Aim
Repeat all of the records verbatim.

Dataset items
-- Begin --

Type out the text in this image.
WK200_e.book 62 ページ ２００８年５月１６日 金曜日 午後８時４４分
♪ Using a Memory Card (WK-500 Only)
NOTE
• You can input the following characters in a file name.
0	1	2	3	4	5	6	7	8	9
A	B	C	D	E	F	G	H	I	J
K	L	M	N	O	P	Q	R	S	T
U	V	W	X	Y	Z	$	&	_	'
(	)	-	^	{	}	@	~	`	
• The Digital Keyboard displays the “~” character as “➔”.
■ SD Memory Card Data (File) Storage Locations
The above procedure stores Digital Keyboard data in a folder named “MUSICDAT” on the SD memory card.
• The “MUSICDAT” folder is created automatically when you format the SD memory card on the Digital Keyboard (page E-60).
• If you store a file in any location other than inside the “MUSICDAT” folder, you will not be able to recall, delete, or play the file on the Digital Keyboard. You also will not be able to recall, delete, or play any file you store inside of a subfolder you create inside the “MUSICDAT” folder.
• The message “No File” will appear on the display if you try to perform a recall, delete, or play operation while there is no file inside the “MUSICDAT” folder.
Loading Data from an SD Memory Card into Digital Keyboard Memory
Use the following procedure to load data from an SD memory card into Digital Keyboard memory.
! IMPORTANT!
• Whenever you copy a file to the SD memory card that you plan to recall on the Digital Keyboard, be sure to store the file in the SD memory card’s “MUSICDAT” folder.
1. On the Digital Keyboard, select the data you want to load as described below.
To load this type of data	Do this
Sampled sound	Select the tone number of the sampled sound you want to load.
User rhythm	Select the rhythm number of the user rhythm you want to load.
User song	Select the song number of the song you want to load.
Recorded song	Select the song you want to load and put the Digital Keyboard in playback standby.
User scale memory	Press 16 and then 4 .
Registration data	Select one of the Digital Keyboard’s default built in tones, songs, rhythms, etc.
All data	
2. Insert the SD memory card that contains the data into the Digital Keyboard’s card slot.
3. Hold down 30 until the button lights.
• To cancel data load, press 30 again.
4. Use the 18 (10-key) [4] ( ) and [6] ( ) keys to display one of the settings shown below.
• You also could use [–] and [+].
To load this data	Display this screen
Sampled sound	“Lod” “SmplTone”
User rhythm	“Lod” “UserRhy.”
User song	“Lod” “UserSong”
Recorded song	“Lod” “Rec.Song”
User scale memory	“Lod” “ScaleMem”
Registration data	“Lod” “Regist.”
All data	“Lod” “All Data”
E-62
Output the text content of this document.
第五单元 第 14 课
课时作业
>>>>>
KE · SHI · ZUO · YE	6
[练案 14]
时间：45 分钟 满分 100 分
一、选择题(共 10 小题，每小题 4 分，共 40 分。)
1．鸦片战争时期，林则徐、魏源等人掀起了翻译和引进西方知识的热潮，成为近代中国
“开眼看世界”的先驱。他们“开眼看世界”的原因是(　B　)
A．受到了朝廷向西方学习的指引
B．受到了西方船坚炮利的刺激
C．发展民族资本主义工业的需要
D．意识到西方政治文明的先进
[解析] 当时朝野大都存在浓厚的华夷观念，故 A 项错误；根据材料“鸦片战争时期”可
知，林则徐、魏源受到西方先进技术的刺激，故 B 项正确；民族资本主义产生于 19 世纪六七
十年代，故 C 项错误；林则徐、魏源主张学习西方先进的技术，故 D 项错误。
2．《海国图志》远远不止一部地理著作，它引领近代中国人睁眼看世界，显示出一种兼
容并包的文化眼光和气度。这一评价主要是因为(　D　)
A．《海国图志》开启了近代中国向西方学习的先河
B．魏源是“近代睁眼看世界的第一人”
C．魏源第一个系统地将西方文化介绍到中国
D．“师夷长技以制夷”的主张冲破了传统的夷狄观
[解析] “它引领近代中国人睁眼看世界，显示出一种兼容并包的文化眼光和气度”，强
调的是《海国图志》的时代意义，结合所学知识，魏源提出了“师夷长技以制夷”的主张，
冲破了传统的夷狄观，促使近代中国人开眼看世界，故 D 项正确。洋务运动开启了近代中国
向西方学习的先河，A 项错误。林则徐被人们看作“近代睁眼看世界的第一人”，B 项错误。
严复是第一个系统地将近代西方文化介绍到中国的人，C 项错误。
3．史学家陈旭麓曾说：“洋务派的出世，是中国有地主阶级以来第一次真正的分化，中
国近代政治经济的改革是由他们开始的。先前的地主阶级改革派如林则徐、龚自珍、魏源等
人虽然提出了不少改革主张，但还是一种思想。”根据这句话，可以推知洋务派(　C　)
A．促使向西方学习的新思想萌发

-- End --

Answer
Type out the text in this image.
WK200_e.book 62 ページ ２００８年５月１６日 金曜日 午後８時４４分
♪ Using a Memory Card (WK-500 Only)
NOTE
• You can input the following characters in a file name.
0	1	2	3	4	5	6	7	8	9
A	B	C	D	E	F	G	H	I	J
K	L	M	N	O	P	Q	R	S	T
U	V	W	X	Y	Z	$	&	_	'
(	)	-	^	{	}	@	~	`	
• The Digital Keyboard displays the “~” character as “➔”.
■ SD Memory Card Data (File) Storage Locations
The above procedure stores Digital Keyboard data in a folder named “MUSICDAT” on the SD memory card.
• The “MUSICDAT” folder is created automatically when you format the SD memory card on the Digital Keyboard (page E-60).
• If you store a file in any location other than inside the “MUSICDAT” folder, you will not be able to recall, delete, or play the file on the Digital Keyboard. You also will not be able to recall, delete, or play any file you store inside of a subfolder you create inside the “MUSICDAT” folder.
• The message “No File” will appear on the display if you try to perform a recall, delete, or play operation while there is no file inside the “MUSICDAT” folder.
Loading Data from an SD Memory Card into Digital Keyboard Memory
Use the following procedure to load data from an SD memory card into Digital Keyboard memory.
! IMPORTANT!
• Whenever you copy a file to the SD memory card that you plan to recall on the Digital Keyboard, be sure to store the file in the SD memory card’s “MUSICDAT” folder.
1. On the Digital Keyboard, select the data you want to load as described below.
To load this type of data	Do this
Sampled sound	Select the tone number of the sampled sound you want to load.
User rhythm	Select the rhythm number of the user rhythm you want to load.
User song	Select the song number of the song you want to load.
Recorded song	Select the song you want to load and put the Digital Keyboard in playback standby.
User scale memory	Press 16 and then 4 .
Registration data	Select one of the Digital Keyboard’s default built in tones, songs, rhythms, etc.
All data	
2. Insert the SD memory card that contains the data into the Digital Keyboard’s card slot.
3. Hold down 30 until the button lights.
• To cancel data load, press 30 again.
4. Use the 18 (10-key) [4] ( ) and [6] ( ) keys to display one of the settings shown below.
• You also could use [–] and [+].
To load this data	Display this screen
Sampled sound	“Lod” “SmplTone”
User rhythm	“Lod” “UserRhy.”
User song	“Lod” “UserSong”
Recorded song	“Lod” “Rec.Song”
User scale memory	“Lod” “ScaleMem”
Registration data	“Lod” “Regist.”
All data	“Lod” “All Data”
E-62
Output the text content of this document.
第五单元 第 14 课
课时作业
>>>>>
KE · SHI · ZUO · YE	6
[练案 14]
时间：45 分钟 满分 100 分
一、选择题(共 10 小题，每小题 4 分，共 40 分。)
1．鸦片战争时期，林则徐、魏源等人掀起了翻译和引进西方知识的热潮，成为近代中国
“开眼看世界”的先驱。他们“开眼看世界”的原因是(　B　)
A．受到了朝廷向西方学习的指引
B．受到了西方船坚炮利的刺激
C．发展民族资本主义工业的需要
D．意识到西方政治文明的先进
[解析] 当时朝野大都存在浓厚的华夷观念，故 A 项错误；根据材料“鸦片战争时期”可
知，林则徐、魏源受到西方先进技术的刺激，故 B 项正确；民族资本主义产生于 19 世纪六七
十年代，故 C 项错误；林则徐、魏源主张学习西方先进的技术，故 D 项错误。
2．《海国图志》远远不止一部地理著作，它引领近代中国人睁眼看世界，显示出一种兼
容并包的文化眼光和气度。这一评价主要是因为(　D　)
A．《海国图志》开启了近代中国向西方学习的先河
B．魏源是“近代睁眼看世界的第一人”
C．魏源第一个系统地将西方文化介绍到中国
D．“师夷长技以制夷”的主张冲破了传统的夷狄观
[解析] “它引领近代中国人睁眼看世界，显示出一种兼容并包的文化眼光和气度”，强
调的是《海国图志》的时代意义，结合所学知识，魏源提出了“师夷长技以制夷”的主张，
冲破了传统的夷狄观，促使近代中国人开眼看世界，故 D 项正确。洋务运动开启了近代中国
向西方学习的先河，A 项错误。林则徐被人们看作“近代睁眼看世界的第一人”，B 项错误。
严复是第一个系统地将近代西方文化介绍到中国的人，C 项错误。
3．史学家陈旭麓曾说：“洋务派的出世，是中国有地主阶级以来第一次真正的分化，中
国近代政治经济的改革是由他们开始的。先前的地主阶级改革派如林则徐、龚自珍、魏源等
人虽然提出了不少改革主张，但还是一种思想。”根据这句话，可以推知洋务派(　C　)
A．促使向西方学习的新思想萌发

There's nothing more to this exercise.